** Stored dataset items **

::::

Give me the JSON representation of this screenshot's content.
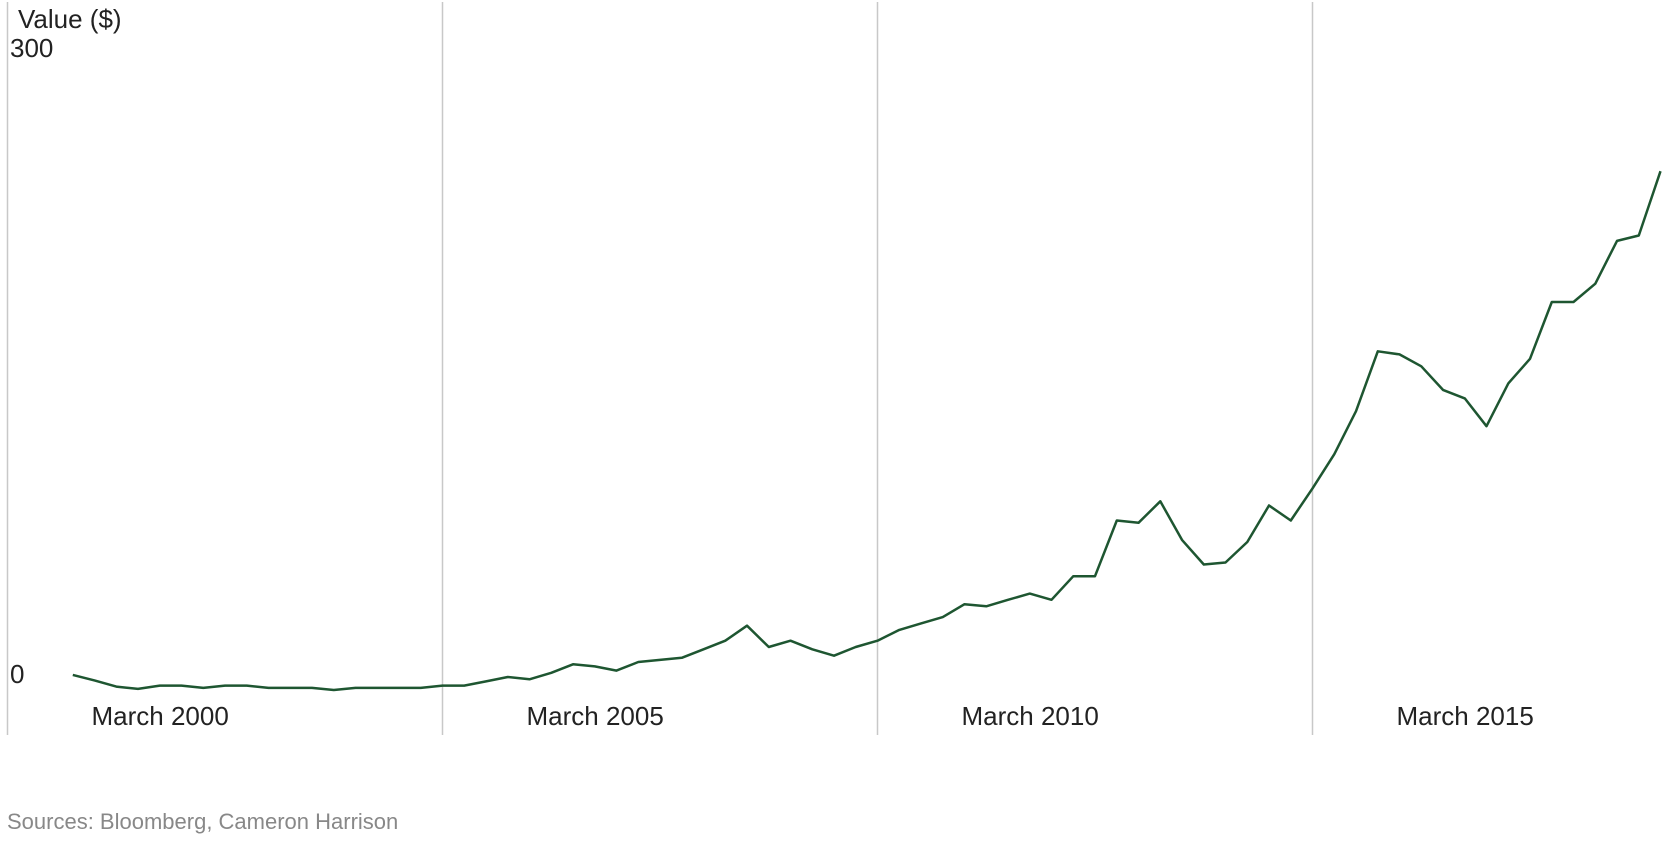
{
  "chart_data": {
    "type": "line",
    "y_label": "Value ($)",
    "source": "Sources: Bloomberg, Cameron Harrison",
    "x": [
      "2000-12",
      "2001-03",
      "2001-06",
      "2001-09",
      "2001-12",
      "2002-03",
      "2002-06",
      "2002-09",
      "2002-12",
      "2003-03",
      "2003-06",
      "2003-09",
      "2003-12",
      "2004-03",
      "2004-06",
      "2004-09",
      "2004-12",
      "2005-03",
      "2005-06",
      "2005-09",
      "2005-12",
      "2006-03",
      "2006-06",
      "2006-09",
      "2006-12",
      "2007-03",
      "2007-06",
      "2007-09",
      "2007-12",
      "2008-03",
      "2008-06",
      "2008-09",
      "2008-12",
      "2009-03",
      "2009-06",
      "2009-09",
      "2009-12",
      "2010-03",
      "2010-06",
      "2010-09",
      "2010-12",
      "2011-03",
      "2011-06",
      "2011-09",
      "2011-12",
      "2012-03",
      "2012-06",
      "2012-09",
      "2012-12",
      "2013-03",
      "2013-06",
      "2013-09",
      "2013-12",
      "2014-03",
      "2014-06",
      "2014-09",
      "2014-12",
      "2015-03",
      "2015-06",
      "2015-09",
      "2015-12",
      "2016-03",
      "2016-06",
      "2016-09",
      "2016-12",
      "2017-03",
      "2017-06",
      "2017-09",
      "2017-12",
      "2018-03",
      "2018-06",
      "2018-09",
      "2018-12",
      "2019-03"
    ],
    "series": [
      {
        "name": "Value",
        "color": "#1e5631",
        "values": [
          7.7,
          5.1,
          2.1,
          1.0,
          2.6,
          2.6,
          1.5,
          2.6,
          2.6,
          1.5,
          1.5,
          1.5,
          0.5,
          1.5,
          1.5,
          1.5,
          1.5,
          2.6,
          2.6,
          4.6,
          6.7,
          5.6,
          8.7,
          12.8,
          11.8,
          9.8,
          13.9,
          14.9,
          15.9,
          20.0,
          24.1,
          31.3,
          21.1,
          24.1,
          20.0,
          16.9,
          21.1,
          24.1,
          29.3,
          32.4,
          35.4,
          41.6,
          40.6,
          43.7,
          46.7,
          43.7,
          55.0,
          55.0,
          81.7,
          80.6,
          90.9,
          72.4,
          60.6,
          61.6,
          71.4,
          88.9,
          81.7,
          97.1,
          113.5,
          134.1,
          162.8,
          161.3,
          155.6,
          144.3,
          140.2,
          126.9,
          147.4,
          159.2,
          186.4,
          186.4,
          195.2,
          215.7,
          218.3,
          249.1
        ]
      }
    ],
    "xlim": [
      "2000-03",
      "2019-05"
    ],
    "xticks": [
      {
        "value": "2000-03",
        "label": "March 2000"
      },
      {
        "value": "2005-03",
        "label": "March 2005"
      },
      {
        "value": "2010-03",
        "label": "March 2010"
      },
      {
        "value": "2015-03",
        "label": "March 2015"
      }
    ],
    "ylim": [
      0,
      300
    ],
    "yticks": [
      0,
      300
    ],
    "xgrid": true
  }
}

::::

** Your instructions **
Copy each line above precisely, dropping the pictures.

** Correct result **
Give me the JSON representation of this screenshot's content.
{
  "chart_data": {
    "type": "line",
    "y_label": "Value ($)",
    "source": "Sources: Bloomberg, Cameron Harrison",
    "x": [
      "2000-12",
      "2001-03",
      "2001-06",
      "2001-09",
      "2001-12",
      "2002-03",
      "2002-06",
      "2002-09",
      "2002-12",
      "2003-03",
      "2003-06",
      "2003-09",
      "2003-12",
      "2004-03",
      "2004-06",
      "2004-09",
      "2004-12",
      "2005-03",
      "2005-06",
      "2005-09",
      "2005-12",
      "2006-03",
      "2006-06",
      "2006-09",
      "2006-12",
      "2007-03",
      "2007-06",
      "2007-09",
      "2007-12",
      "2008-03",
      "2008-06",
      "2008-09",
      "2008-12",
      "2009-03",
      "2009-06",
      "2009-09",
      "2009-12",
      "2010-03",
      "2010-06",
      "2010-09",
      "2010-12",
      "2011-03",
      "2011-06",
      "2011-09",
      "2011-12",
      "2012-03",
      "2012-06",
      "2012-09",
      "2012-12",
      "2013-03",
      "2013-06",
      "2013-09",
      "2013-12",
      "2014-03",
      "2014-06",
      "2014-09",
      "2014-12",
      "2015-03",
      "2015-06",
      "2015-09",
      "2015-12",
      "2016-03",
      "2016-06",
      "2016-09",
      "2016-12",
      "2017-03",
      "2017-06",
      "2017-09",
      "2017-12",
      "2018-03",
      "2018-06",
      "2018-09",
      "2018-12",
      "2019-03"
    ],
    "series": [
      {
        "name": "Value",
        "color": "#1e5631",
        "values": [
          7.7,
          5.1,
          2.1,
          1.0,
          2.6,
          2.6,
          1.5,
          2.6,
          2.6,
          1.5,
          1.5,
          1.5,
          0.5,
          1.5,
          1.5,
          1.5,
          1.5,
          2.6,
          2.6,
          4.6,
          6.7,
          5.6,
          8.7,
          12.8,
          11.8,
          9.8,
          13.9,
          14.9,
          15.9,
          20.0,
          24.1,
          31.3,
          21.1,
          24.1,
          20.0,
          16.9,
          21.1,
          24.1,
          29.3,
          32.4,
          35.4,
          41.6,
          40.6,
          43.7,
          46.7,
          43.7,
          55.0,
          55.0,
          81.7,
          80.6,
          90.9,
          72.4,
          60.6,
          61.6,
          71.4,
          88.9,
          81.7,
          97.1,
          113.5,
          134.1,
          162.8,
          161.3,
          155.6,
          144.3,
          140.2,
          126.9,
          147.4,
          159.2,
          186.4,
          186.4,
          195.2,
          215.7,
          218.3,
          249.1
        ]
      }
    ],
    "xlim": [
      "2000-03",
      "2019-05"
    ],
    "xticks": [
      {
        "value": "2000-03",
        "label": "March 2000"
      },
      {
        "value": "2005-03",
        "label": "March 2005"
      },
      {
        "value": "2010-03",
        "label": "March 2010"
      },
      {
        "value": "2015-03",
        "label": "March 2015"
      }
    ],
    "ylim": [
      0,
      300
    ],
    "yticks": [
      0,
      300
    ],
    "xgrid": true
  }
}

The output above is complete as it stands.